PROBLEMS TO WORK ON =
1 > Answer these questions using the passage on SaaS security:
(a) Which SaaS security provider saw a 200% increase in traffic?
(b) Demand for which two applications is mentioned alongside that provider's performance?
(c) What source is given for the chart?
2 > List the SaaS security concerns that the passage on SaaS security names in its first paragraph.
3 > Write the next part of the passage on SaaS security, picking up after its last sentence.

Convenience. This is the main reason why most organizations transfer their data to the cloud. But the question is: how well are those banks of information protected? There are many other concerns that you should think of regarding SaaS security. These include data access risk, identity theft, and control over your information. It is so, even during the coronavirus pandemic.
In this article, we list the prominent issues related to SaaS subscriptions and expound on them to help you better understand what they are. After reading this, you will have a deeper awareness of IT security software and potential concerns. These will help you protect your business data as well as those of your customers.
As late as the fourth quarter of 2019, large organizations were deploying digital transformation at their own leisurely pace. Then the coronavirus epidemic had them scrambling to their feet. Before the end of the first quarter of 2020, these organizations painted a vastly different landscape.
While the threat of total shutdown did its part in fast-tracking SaaS deployment, much of it is also due to the growing trust in the security capability of SaaS. In particular, this is indicated by the sharp increase in traffic at Zscaler, a top SaaS security provider, which saw an increase of 200% from the fourth quarter of 2019 to the first quarter of 2020. Over the same period, its performance perfectly synced with the increasing demand for Microsoft Teams and Zoom Meeting as the chart below shows:
Source: ARKInvest 2020
As fear about security has largely diminished in the SaaS world, large organizations threw in their vote by announcing that they would allow permanent work from home for their staff. Nevertheless, if you are thinking to follow suit, proceed with caution and take heed of the following SaaS risks and concerns first.
If you are leaving crucial business information and data in the hands of a third party, your first concern should be about who else gets access to your data. You know very well that these days, even top companies are no strangers to cybercriminals lurking and just waiting to pounce any chance they get, carting away information illegally and milking them for all they’re worth.

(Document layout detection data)
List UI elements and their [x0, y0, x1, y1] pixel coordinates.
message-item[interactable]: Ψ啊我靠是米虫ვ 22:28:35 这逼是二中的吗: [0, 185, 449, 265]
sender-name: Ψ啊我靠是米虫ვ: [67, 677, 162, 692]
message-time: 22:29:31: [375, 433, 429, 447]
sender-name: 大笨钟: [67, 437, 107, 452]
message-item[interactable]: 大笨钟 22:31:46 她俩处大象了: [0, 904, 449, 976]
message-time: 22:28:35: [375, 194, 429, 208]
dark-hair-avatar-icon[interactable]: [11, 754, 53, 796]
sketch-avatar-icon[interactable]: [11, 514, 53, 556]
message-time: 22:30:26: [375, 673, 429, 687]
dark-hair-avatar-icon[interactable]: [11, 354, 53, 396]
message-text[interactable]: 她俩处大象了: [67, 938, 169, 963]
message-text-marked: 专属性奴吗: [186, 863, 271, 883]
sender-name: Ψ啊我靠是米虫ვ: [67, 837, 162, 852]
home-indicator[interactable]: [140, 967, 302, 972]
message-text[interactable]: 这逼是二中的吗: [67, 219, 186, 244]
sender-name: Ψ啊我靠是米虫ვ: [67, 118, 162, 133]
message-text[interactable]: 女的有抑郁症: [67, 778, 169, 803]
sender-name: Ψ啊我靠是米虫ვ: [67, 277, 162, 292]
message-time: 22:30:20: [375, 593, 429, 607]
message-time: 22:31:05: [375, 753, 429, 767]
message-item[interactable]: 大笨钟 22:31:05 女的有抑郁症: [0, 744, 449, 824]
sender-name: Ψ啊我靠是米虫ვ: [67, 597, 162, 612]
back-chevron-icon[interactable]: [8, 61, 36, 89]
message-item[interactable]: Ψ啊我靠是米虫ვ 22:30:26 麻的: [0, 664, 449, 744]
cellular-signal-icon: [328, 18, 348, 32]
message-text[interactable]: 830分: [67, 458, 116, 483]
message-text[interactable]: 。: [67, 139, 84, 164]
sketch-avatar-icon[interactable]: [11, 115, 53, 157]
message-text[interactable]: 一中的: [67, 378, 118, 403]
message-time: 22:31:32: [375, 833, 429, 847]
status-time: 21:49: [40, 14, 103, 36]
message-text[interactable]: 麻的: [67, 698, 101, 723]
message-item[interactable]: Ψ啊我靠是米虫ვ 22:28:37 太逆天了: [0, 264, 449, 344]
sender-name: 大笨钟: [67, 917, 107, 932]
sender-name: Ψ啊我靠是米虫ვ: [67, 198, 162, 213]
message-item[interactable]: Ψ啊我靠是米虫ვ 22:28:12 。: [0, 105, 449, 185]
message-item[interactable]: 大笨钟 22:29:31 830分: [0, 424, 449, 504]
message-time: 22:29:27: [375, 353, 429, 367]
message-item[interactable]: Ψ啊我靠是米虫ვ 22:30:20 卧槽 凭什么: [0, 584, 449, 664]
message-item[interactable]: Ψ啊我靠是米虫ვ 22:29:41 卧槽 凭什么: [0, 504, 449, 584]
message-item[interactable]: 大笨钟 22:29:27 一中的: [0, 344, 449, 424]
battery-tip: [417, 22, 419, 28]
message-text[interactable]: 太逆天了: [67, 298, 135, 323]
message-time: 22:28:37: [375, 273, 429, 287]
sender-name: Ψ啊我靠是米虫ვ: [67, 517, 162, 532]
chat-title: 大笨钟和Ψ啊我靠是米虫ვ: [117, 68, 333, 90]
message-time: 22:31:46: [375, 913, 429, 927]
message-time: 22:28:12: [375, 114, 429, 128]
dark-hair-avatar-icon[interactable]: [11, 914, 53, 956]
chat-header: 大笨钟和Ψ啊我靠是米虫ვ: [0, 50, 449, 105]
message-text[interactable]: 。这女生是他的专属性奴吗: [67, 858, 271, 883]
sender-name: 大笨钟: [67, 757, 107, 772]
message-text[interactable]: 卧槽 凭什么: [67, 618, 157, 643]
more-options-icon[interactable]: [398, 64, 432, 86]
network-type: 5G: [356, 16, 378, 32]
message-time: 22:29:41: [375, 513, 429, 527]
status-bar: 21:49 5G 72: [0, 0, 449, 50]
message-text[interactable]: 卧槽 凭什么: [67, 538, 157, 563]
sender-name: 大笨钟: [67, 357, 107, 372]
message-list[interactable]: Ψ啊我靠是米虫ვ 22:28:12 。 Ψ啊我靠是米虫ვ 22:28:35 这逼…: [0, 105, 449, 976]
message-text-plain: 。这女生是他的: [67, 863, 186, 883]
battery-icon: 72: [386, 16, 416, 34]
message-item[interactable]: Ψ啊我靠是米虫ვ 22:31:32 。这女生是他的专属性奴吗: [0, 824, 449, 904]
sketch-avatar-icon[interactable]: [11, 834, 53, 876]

OUTPUTS FOR THE TASKS =
1 >
(a) Zscaler
(b) Microsoft Teams and Zoom Meeting
(c) ARKInvest 2020

2 > Data access risk, identity theft, and control over your information.

3 >
It stands to reason that you should be able to review and discuss the policies and procedures provided by your SaaS vendor of choice. Your first line of defense is the ability to define the levels of access and to whom you grant them. All providers are required to include that condition in the Terms of Agreement, but make sure to check before signing so that you can spare yourself all the troubles later.
You must be aware of the kind of privacy questions you should ask SaaS providers and do not hesitate to familiarize yourself with the technical details involved. It’s also a good practice to try the product first for free. In this way, you can see firsthand how much of your data will be hosted on the vendor’s server-side and how much risks you are willing to take.
Security and stability are the true pillars of a reliable SaaS software. These services are becoming increasingly popular, which is a double-edged sword. On the one hand, it means more options for users and high-quality services because it forces every single provider to keep up with the competition. On the other hand, not everyone will be able to keep up with the growing market. In the end, your chosen security provider might end up shutting down as it can no longer compete.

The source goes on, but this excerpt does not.